» Problem requirements
Copy out all of the material, matching it word for word.

[Extracted data entries]
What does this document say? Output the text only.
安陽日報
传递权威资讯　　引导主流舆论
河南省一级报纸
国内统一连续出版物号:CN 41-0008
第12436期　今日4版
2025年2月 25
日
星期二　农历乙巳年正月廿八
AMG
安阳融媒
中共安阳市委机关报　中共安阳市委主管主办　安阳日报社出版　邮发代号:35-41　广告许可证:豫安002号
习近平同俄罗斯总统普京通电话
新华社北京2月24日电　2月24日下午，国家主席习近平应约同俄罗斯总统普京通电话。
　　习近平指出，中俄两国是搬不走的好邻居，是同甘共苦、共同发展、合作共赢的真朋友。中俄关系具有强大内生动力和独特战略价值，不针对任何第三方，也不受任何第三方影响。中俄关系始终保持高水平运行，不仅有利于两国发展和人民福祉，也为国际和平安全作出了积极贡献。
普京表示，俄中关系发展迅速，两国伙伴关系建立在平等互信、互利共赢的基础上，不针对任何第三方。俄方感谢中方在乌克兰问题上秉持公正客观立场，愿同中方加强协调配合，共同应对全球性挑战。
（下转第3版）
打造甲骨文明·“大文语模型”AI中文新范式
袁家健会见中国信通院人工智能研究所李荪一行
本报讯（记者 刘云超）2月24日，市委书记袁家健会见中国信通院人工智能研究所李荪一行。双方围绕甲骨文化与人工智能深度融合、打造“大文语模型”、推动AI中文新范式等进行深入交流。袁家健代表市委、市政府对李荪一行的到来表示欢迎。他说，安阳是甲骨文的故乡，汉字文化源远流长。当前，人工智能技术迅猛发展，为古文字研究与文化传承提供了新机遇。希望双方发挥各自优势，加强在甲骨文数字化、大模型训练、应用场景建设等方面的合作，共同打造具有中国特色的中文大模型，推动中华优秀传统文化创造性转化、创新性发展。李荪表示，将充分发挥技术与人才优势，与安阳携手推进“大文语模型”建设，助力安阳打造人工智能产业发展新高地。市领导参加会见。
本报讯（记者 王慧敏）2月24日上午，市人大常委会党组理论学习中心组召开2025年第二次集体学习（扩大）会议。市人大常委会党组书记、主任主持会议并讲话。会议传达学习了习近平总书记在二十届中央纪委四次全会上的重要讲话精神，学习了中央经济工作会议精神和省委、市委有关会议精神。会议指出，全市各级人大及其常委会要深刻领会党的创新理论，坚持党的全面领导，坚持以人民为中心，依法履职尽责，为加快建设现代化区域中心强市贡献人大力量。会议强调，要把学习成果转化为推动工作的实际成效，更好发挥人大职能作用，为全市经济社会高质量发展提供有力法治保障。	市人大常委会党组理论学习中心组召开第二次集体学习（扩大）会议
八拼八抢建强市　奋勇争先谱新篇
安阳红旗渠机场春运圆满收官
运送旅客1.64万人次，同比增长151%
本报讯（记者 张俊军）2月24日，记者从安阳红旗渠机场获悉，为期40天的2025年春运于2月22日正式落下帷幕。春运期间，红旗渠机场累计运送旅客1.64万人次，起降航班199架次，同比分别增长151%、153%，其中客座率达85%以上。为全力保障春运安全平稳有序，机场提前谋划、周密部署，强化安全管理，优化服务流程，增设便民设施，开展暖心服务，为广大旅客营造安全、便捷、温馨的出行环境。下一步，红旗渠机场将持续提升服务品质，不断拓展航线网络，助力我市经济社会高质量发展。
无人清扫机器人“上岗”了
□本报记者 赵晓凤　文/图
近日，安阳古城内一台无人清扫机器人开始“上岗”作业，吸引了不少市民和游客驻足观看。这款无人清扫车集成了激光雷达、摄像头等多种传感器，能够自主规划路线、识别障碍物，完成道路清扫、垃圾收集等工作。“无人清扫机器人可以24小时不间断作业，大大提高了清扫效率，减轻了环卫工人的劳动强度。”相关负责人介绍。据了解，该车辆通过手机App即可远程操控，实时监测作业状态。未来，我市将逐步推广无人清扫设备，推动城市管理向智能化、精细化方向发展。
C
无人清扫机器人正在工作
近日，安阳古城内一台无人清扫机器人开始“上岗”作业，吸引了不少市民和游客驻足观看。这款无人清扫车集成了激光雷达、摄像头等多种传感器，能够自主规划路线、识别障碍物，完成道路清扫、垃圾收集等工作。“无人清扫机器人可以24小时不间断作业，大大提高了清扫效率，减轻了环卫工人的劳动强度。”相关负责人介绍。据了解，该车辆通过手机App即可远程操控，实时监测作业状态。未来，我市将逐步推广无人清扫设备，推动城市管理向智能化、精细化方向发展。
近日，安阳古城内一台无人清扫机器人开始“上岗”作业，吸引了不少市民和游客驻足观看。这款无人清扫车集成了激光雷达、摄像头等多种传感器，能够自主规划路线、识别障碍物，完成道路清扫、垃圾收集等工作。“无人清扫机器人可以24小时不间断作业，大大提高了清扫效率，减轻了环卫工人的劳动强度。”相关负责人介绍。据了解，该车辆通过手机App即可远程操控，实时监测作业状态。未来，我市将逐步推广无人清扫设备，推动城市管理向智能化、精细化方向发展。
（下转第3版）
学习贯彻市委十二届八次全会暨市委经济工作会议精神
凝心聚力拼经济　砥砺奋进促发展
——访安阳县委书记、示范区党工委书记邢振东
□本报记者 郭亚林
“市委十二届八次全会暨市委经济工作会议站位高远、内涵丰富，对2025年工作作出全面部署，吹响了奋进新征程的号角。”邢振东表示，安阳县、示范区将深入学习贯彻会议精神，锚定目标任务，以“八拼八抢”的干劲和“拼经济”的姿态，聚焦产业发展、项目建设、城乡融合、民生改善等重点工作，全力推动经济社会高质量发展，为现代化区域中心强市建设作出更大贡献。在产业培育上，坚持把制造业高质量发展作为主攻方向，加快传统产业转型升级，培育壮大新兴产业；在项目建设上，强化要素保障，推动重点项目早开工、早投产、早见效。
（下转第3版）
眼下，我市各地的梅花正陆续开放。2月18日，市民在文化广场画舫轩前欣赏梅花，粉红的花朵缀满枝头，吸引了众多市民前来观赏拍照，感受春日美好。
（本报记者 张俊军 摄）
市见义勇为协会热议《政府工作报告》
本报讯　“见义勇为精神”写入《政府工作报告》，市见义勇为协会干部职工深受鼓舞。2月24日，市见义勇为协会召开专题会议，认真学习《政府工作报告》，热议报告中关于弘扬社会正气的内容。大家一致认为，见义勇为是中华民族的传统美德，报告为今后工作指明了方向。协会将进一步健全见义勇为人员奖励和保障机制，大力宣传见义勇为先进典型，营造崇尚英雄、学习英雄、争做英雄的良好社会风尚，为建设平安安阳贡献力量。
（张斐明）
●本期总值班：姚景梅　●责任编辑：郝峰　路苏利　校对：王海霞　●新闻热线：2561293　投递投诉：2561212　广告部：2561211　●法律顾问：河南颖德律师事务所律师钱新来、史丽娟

» Answer for the task
What does this document say? Output the text only.
安陽日報
传递权威资讯　　引导主流舆论
河南省一级报纸
国内统一连续出版物号:CN 41-0008
第12436期　今日4版
2025年2月 25
日
星期二　农历乙巳年正月廿八
AMG
安阳融媒
中共安阳市委机关报　中共安阳市委主管主办　安阳日报社出版　邮发代号:35-41　广告许可证:豫安002号
习近平同俄罗斯总统普京通电话
新华社北京2月24日电　2月24日下午，国家主席习近平应约同俄罗斯总统普京通电话。
　　习近平指出，中俄两国是搬不走的好邻居，是同甘共苦、共同发展、合作共赢的真朋友。中俄关系具有强大内生动力和独特战略价值，不针对任何第三方，也不受任何第三方影响。中俄关系始终保持高水平运行，不仅有利于两国发展和人民福祉，也为国际和平安全作出了积极贡献。
普京表示，俄中关系发展迅速，两国伙伴关系建立在平等互信、互利共赢的基础上，不针对任何第三方。俄方感谢中方在乌克兰问题上秉持公正客观立场，愿同中方加强协调配合，共同应对全球性挑战。
（下转第3版）
打造甲骨文明·“大文语模型”AI中文新范式
袁家健会见中国信通院人工智能研究所李荪一行
本报讯（记者 刘云超）2月24日，市委书记袁家健会见中国信通院人工智能研究所李荪一行。双方围绕甲骨文化与人工智能深度融合、打造“大文语模型”、推动AI中文新范式等进行深入交流。袁家健代表市委、市政府对李荪一行的到来表示欢迎。他说，安阳是甲骨文的故乡，汉字文化源远流长。当前，人工智能技术迅猛发展，为古文字研究与文化传承提供了新机遇。希望双方发挥各自优势，加强在甲骨文数字化、大模型训练、应用场景建设等方面的合作，共同打造具有中国特色的中文大模型，推动中华优秀传统文化创造性转化、创新性发展。李荪表示，将充分发挥技术与人才优势，与安阳携手推进“大文语模型”建设，助力安阳打造人工智能产业发展新高地。市领导参加会见。
本报讯（记者 王慧敏）2月24日上午，市人大常委会党组理论学习中心组召开2025年第二次集体学习（扩大）会议。市人大常委会党组书记、主任主持会议并讲话。会议传达学习了习近平总书记在二十届中央纪委四次全会上的重要讲话精神，学习了中央经济工作会议精神和省委、市委有关会议精神。会议指出，全市各级人大及其常委会要深刻领会党的创新理论，坚持党的全面领导，坚持以人民为中心，依法履职尽责，为加快建设现代化区域中心强市贡献人大力量。会议强调，要把学习成果转化为推动工作的实际成效，更好发挥人大职能作用，为全市经济社会高质量发展提供有力法治保障。	市人大常委会党组理论学习中心组召开第二次集体学习（扩大）会议
八拼八抢建强市　奋勇争先谱新篇
安阳红旗渠机场春运圆满收官
运送旅客1.64万人次，同比增长151%
本报讯（记者 张俊军）2月24日，记者从安阳红旗渠机场获悉，为期40天的2025年春运于2月22日正式落下帷幕。春运期间，红旗渠机场累计运送旅客1.64万人次，起降航班199架次，同比分别增长151%、153%，其中客座率达85%以上。为全力保障春运安全平稳有序，机场提前谋划、周密部署，强化安全管理，优化服务流程，增设便民设施，开展暖心服务，为广大旅客营造安全、便捷、温馨的出行环境。下一步，红旗渠机场将持续提升服务品质，不断拓展航线网络，助力我市经济社会高质量发展。
无人清扫机器人“上岗”了
□本报记者 赵晓凤　文/图
近日，安阳古城内一台无人清扫机器人开始“上岗”作业，吸引了不少市民和游客驻足观看。这款无人清扫车集成了激光雷达、摄像头等多种传感器，能够自主规划路线、识别障碍物，完成道路清扫、垃圾收集等工作。“无人清扫机器人可以24小时不间断作业，大大提高了清扫效率，减轻了环卫工人的劳动强度。”相关负责人介绍。据了解，该车辆通过手机App即可远程操控，实时监测作业状态。未来，我市将逐步推广无人清扫设备，推动城市管理向智能化、精细化方向发展。
C
无人清扫机器人正在工作
近日，安阳古城内一台无人清扫机器人开始“上岗”作业，吸引了不少市民和游客驻足观看。这款无人清扫车集成了激光雷达、摄像头等多种传感器，能够自主规划路线、识别障碍物，完成道路清扫、垃圾收集等工作。“无人清扫机器人可以24小时不间断作业，大大提高了清扫效率，减轻了环卫工人的劳动强度。”相关负责人介绍。据了解，该车辆通过手机App即可远程操控，实时监测作业状态。未来，我市将逐步推广无人清扫设备，推动城市管理向智能化、精细化方向发展。
近日，安阳古城内一台无人清扫机器人开始“上岗”作业，吸引了不少市民和游客驻足观看。这款无人清扫车集成了激光雷达、摄像头等多种传感器，能够自主规划路线、识别障碍物，完成道路清扫、垃圾收集等工作。“无人清扫机器人可以24小时不间断作业，大大提高了清扫效率，减轻了环卫工人的劳动强度。”相关负责人介绍。据了解，该车辆通过手机App即可远程操控，实时监测作业状态。未来，我市将逐步推广无人清扫设备，推动城市管理向智能化、精细化方向发展。
（下转第3版）
学习贯彻市委十二届八次全会暨市委经济工作会议精神
凝心聚力拼经济　砥砺奋进促发展
——访安阳县委书记、示范区党工委书记邢振东
□本报记者 郭亚林
“市委十二届八次全会暨市委经济工作会议站位高远、内涵丰富，对2025年工作作出全面部署，吹响了奋进新征程的号角。”邢振东表示，安阳县、示范区将深入学习贯彻会议精神，锚定目标任务，以“八拼八抢”的干劲和“拼经济”的姿态，聚焦产业发展、项目建设、城乡融合、民生改善等重点工作，全力推动经济社会高质量发展，为现代化区域中心强市建设作出更大贡献。在产业培育上，坚持把制造业高质量发展作为主攻方向，加快传统产业转型升级，培育壮大新兴产业；在项目建设上，强化要素保障，推动重点项目早开工、早投产、早见效。
（下转第3版）
眼下，我市各地的梅花正陆续开放。2月18日，市民在文化广场画舫轩前欣赏梅花，粉红的花朵缀满枝头，吸引了众多市民前来观赏拍照，感受春日美好。
（本报记者 张俊军 摄）
市见义勇为协会热议《政府工作报告》
本报讯　“见义勇为精神”写入《政府工作报告》，市见义勇为协会干部职工深受鼓舞。2月24日，市见义勇为协会召开专题会议，认真学习《政府工作报告》，热议报告中关于弘扬社会正气的内容。大家一致认为，见义勇为是中华民族的传统美德，报告为今后工作指明了方向。协会将进一步健全见义勇为人员奖励和保障机制，大力宣传见义勇为先进典型，营造崇尚英雄、学习英雄、争做英雄的良好社会风尚，为建设平安安阳贡献力量。
（张斐明）
●本期总值班：姚景梅　●责任编辑：郝峰　路苏利　校对：王海霞　●新闻热线：2561293　投递投诉：2561212　广告部：2561211　●法律顾问：河南颖德律师事务所律师钱新来、史丽娟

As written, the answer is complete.